::: ENTRIES SUPPLIED :::

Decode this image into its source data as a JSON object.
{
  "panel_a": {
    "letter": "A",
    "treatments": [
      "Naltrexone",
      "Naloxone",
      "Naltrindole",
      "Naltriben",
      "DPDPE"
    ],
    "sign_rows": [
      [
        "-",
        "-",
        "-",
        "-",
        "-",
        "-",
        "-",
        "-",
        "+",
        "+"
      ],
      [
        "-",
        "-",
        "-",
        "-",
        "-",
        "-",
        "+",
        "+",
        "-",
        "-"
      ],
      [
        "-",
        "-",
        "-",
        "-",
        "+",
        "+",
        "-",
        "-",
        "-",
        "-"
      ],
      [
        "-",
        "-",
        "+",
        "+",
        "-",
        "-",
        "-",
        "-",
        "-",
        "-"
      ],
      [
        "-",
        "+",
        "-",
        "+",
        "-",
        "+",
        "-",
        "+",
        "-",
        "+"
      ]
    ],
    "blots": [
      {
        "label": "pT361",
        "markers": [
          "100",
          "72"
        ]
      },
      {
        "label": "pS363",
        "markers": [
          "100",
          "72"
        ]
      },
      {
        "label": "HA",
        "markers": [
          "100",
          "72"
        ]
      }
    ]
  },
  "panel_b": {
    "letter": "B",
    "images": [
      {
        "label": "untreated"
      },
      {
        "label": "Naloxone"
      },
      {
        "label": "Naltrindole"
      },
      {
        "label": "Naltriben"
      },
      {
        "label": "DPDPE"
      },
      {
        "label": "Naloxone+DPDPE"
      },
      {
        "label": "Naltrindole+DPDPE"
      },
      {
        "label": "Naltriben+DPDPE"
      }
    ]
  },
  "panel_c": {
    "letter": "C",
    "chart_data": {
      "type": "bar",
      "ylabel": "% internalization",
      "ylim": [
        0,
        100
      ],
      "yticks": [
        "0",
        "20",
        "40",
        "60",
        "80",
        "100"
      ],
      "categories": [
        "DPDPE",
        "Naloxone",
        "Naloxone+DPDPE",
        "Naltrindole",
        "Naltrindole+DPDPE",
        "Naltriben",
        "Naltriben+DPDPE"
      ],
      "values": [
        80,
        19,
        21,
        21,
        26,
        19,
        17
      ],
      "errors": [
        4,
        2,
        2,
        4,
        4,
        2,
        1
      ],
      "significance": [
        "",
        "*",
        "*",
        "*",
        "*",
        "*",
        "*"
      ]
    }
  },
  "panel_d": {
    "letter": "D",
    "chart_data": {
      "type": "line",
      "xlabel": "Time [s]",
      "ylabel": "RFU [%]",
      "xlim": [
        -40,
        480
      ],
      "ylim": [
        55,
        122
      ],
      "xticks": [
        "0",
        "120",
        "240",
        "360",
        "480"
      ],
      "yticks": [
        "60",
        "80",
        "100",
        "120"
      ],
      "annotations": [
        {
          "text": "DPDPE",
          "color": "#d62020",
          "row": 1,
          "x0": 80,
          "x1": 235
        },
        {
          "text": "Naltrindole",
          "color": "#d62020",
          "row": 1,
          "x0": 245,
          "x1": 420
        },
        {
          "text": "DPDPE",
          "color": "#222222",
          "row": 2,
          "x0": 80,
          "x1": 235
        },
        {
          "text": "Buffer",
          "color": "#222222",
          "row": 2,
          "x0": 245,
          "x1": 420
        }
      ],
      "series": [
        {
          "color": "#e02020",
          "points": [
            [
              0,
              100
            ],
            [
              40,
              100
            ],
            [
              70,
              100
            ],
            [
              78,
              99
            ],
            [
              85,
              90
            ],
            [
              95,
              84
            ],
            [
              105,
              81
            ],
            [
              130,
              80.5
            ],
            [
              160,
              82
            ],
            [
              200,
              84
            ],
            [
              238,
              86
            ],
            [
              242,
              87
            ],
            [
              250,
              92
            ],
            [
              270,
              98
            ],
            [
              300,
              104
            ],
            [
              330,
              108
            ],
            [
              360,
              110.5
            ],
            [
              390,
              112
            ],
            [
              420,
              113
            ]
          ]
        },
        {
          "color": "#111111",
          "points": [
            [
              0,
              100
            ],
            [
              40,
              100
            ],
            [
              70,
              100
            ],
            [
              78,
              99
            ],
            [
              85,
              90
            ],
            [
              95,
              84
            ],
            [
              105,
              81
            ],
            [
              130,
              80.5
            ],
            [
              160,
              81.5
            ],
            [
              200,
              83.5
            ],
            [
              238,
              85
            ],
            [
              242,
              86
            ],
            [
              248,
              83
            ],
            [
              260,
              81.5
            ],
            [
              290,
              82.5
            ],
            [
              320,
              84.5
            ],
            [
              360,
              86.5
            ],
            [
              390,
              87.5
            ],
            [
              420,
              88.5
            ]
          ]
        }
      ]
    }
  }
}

:::

PROBLEM DETAILS >>
Every entry must be quoted exactly as it appears above.

THE ANSWER >>
Decode this image into its source data as a JSON object.
{
  "panel_a": {
    "letter": "A",
    "treatments": [
      "Naltrexone",
      "Naloxone",
      "Naltrindole",
      "Naltriben",
      "DPDPE"
    ],
    "sign_rows": [
      [
        "-",
        "-",
        "-",
        "-",
        "-",
        "-",
        "-",
        "-",
        "+",
        "+"
      ],
      [
        "-",
        "-",
        "-",
        "-",
        "-",
        "-",
        "+",
        "+",
        "-",
        "-"
      ],
      [
        "-",
        "-",
        "-",
        "-",
        "+",
        "+",
        "-",
        "-",
        "-",
        "-"
      ],
      [
        "-",
        "-",
        "+",
        "+",
        "-",
        "-",
        "-",
        "-",
        "-",
        "-"
      ],
      [
        "-",
        "+",
        "-",
        "+",
        "-",
        "+",
        "-",
        "+",
        "-",
        "+"
      ]
    ],
    "blots": [
      {
        "label": "pT361",
        "markers": [
          "100",
          "72"
        ]
      },
      {
        "label": "pS363",
        "markers": [
          "100",
          "72"
        ]
      },
      {
        "label": "HA",
        "markers": [
          "100",
          "72"
        ]
      }
    ]
  },
  "panel_b": {
    "letter": "B",
    "images": [
      {
        "label": "untreated"
      },
      {
        "label": "Naloxone"
      },
      {
        "label": "Naltrindole"
      },
      {
        "label": "Naltriben"
      },
      {
        "label": "DPDPE"
      },
      {
        "label": "Naloxone+DPDPE"
      },
      {
        "label": "Naltrindole+DPDPE"
      },
      {
        "label": "Naltriben+DPDPE"
      }
    ]
  },
  "panel_c": {
    "letter": "C",
    "chart_data": {
      "type": "bar",
      "ylabel": "% internalization",
      "ylim": [
        0,
        100
      ],
      "yticks": [
        "0",
        "20",
        "40",
        "60",
        "80",
        "100"
      ],
      "categories": [
        "DPDPE",
        "Naloxone",
        "Naloxone+DPDPE",
        "Naltrindole",
        "Naltrindole+DPDPE",
        "Naltriben",
        "Naltriben+DPDPE"
      ],
      "values": [
        80,
        19,
        21,
        21,
        26,
        19,
        17
      ],
      "errors": [
        4,
        2,
        2,
        4,
        4,
        2,
        1
      ],
      "significance": [
        "",
        "*",
        "*",
        "*",
        "*",
        "*",
        "*"
      ]
    }
  },
  "panel_d": {
    "letter": "D",
    "chart_data": {
      "type": "line",
      "xlabel": "Time [s]",
      "ylabel": "RFU [%]",
      "xlim": [
        -40,
        480
      ],
      "ylim": [
        55,
        122
      ],
      "xticks": [
        "0",
        "120",
        "240",
        "360",
        "480"
      ],
      "yticks": [
        "60",
        "80",
        "100",
        "120"
      ],
      "annotations": [
        {
          "text": "DPDPE",
          "color": "#d62020",
          "row": 1,
          "x0": 80,
          "x1": 235
        },
        {
          "text": "Naltrindole",
          "color": "#d62020",
          "row": 1,
          "x0": 245,
          "x1": 420
        },
        {
          "text": "DPDPE",
          "color": "#222222",
          "row": 2,
          "x0": 80,
          "x1": 235
        },
        {
          "text": "Buffer",
          "color": "#222222",
          "row": 2,
          "x0": 245,
          "x1": 420
        }
      ],
      "series": [
        {
          "color": "#e02020",
          "points": [
            [
              0,
              100
            ],
            [
              40,
              100
            ],
            [
              70,
              100
            ],
            [
              78,
              99
            ],
            [
              85,
              90
            ],
            [
              95,
              84
            ],
            [
              105,
              81
            ],
            [
              130,
              80.5
            ],
            [
              160,
              82
            ],
            [
              200,
              84
            ],
            [
              238,
              86
            ],
            [
              242,
              87
            ],
            [
              250,
              92
            ],
            [
              270,
              98
            ],
            [
              300,
              104
            ],
            [
              330,
              108
            ],
            [
              360,
              110.5
            ],
            [
              390,
              112
            ],
            [
              420,
              113
            ]
          ]
        },
        {
          "color": "#111111",
          "points": [
            [
              0,
              100
            ],
            [
              40,
              100
            ],
            [
              70,
              100
            ],
            [
              78,
              99
            ],
            [
              85,
              90
            ],
            [
              95,
              84
            ],
            [
              105,
              81
            ],
            [
              130,
              80.5
            ],
            [
              160,
              81.5
            ],
            [
              200,
              83.5
            ],
            [
              238,
              85
            ],
            [
              242,
              86
            ],
            [
              248,
              83
            ],
            [
              260,
              81.5
            ],
            [
              290,
              82.5
            ],
            [
              320,
              84.5
            ],
            [
              360,
              86.5
            ],
            [
              390,
              87.5
            ],
            [
              420,
              88.5
            ]
          ]
        }
      ]
    }
  }
}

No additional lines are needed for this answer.